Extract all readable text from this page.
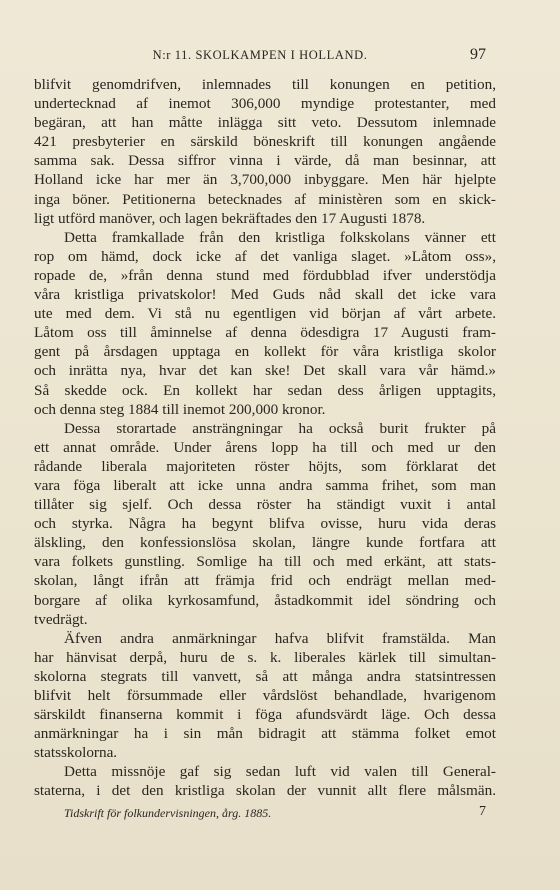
N:r 11. SKOLKAMPEN I HOLLAND.	97
blifvit genomdrifven, inlemnades till konungen en petition,
undertecknad af inemot 306,000 myndige protestanter, med
begäran, att han måtte inlägga sitt veto. Dessutom inlemnade
421 presbyterier en särskild böneskrift till konungen angående
samma sak. Dessa siffror vinna i värde, då man besinnar, att
Holland icke har mer än 3,700,000 inbyggare. Men här hjelpte
inga böner. Petitionerna betecknades af ministèren som en skick-
ligt utförd manöver, och lagen bekräftades den 17 Augusti 1878.
Detta framkallade från den kristliga folkskolans vänner ett
rop om hämd, dock icke af det vanliga slaget. »Låtom oss»,
ropade de, »från denna stund med fördubblad ifver understödja
våra kristliga privatskolor! Med Guds nåd skall det icke vara
ute med dem. Vi stå nu egentligen vid början af vårt arbete.
Låtom oss till åminnelse af denna ödesdigra 17 Augusti fram-
gent på årsdagen upptaga en kollekt för våra kristliga skolor
och inrätta nya, hvar det kan ske! Det skall vara vår hämd.»
Så skedde ock. En kollekt har sedan dess årligen upptagits,
och denna steg 1884 till inemot 200,000 kronor.
Dessa storartade ansträngningar ha också burit frukter på
ett annat område. Under årens lopp ha till och med ur den
rådande liberala majoriteten röster höjts, som förklarat det
vara föga liberalt att icke unna andra samma frihet, som man
tillåter sig sjelf. Och dessa röster ha ständigt vuxit i antal
och styrka. Några ha begynt blifva ovisse, huru vida deras
älskling, den konfessionslösa skolan, längre kunde fortfara att
vara folkets gunstling. Somlige ha till och med erkänt, att stats-
skolan, långt ifrån att främja frid och endrägt mellan med-
borgare af olika kyrkosamfund, åstadkommit idel söndring och
tvedrägt.
Äfven andra anmärkningar hafva blifvit framstälda. Man
har hänvisat derpå, huru de s. k. liberales kärlek till simultan-
skolorna stegrats till vanvett, så att många andra statsintressen
blifvit helt försummade eller vårdslöst behandlade, hvarigenom
särskildt finanserna kommit i föga afundsvärdt läge. Och dessa
anmärkningar ha i sin mån bidragit att stämma folket emot
statsskolorna.
Detta missnöje gaf sig sedan luft vid valen till General-
staterna, i det den kristliga skolan der vunnit allt flere målsmän.
Tidskrift för folkundervisningen, årg. 1885.	7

^^^^

| What you should do |
Among the entries above, find every line holding "huru" and copy it.

| Answer for the task |
och styrka. Några ha begynt blifva ovisse, huru vida deras
har hänvisat derpå, huru de s. k. liberales kärlek till simultan-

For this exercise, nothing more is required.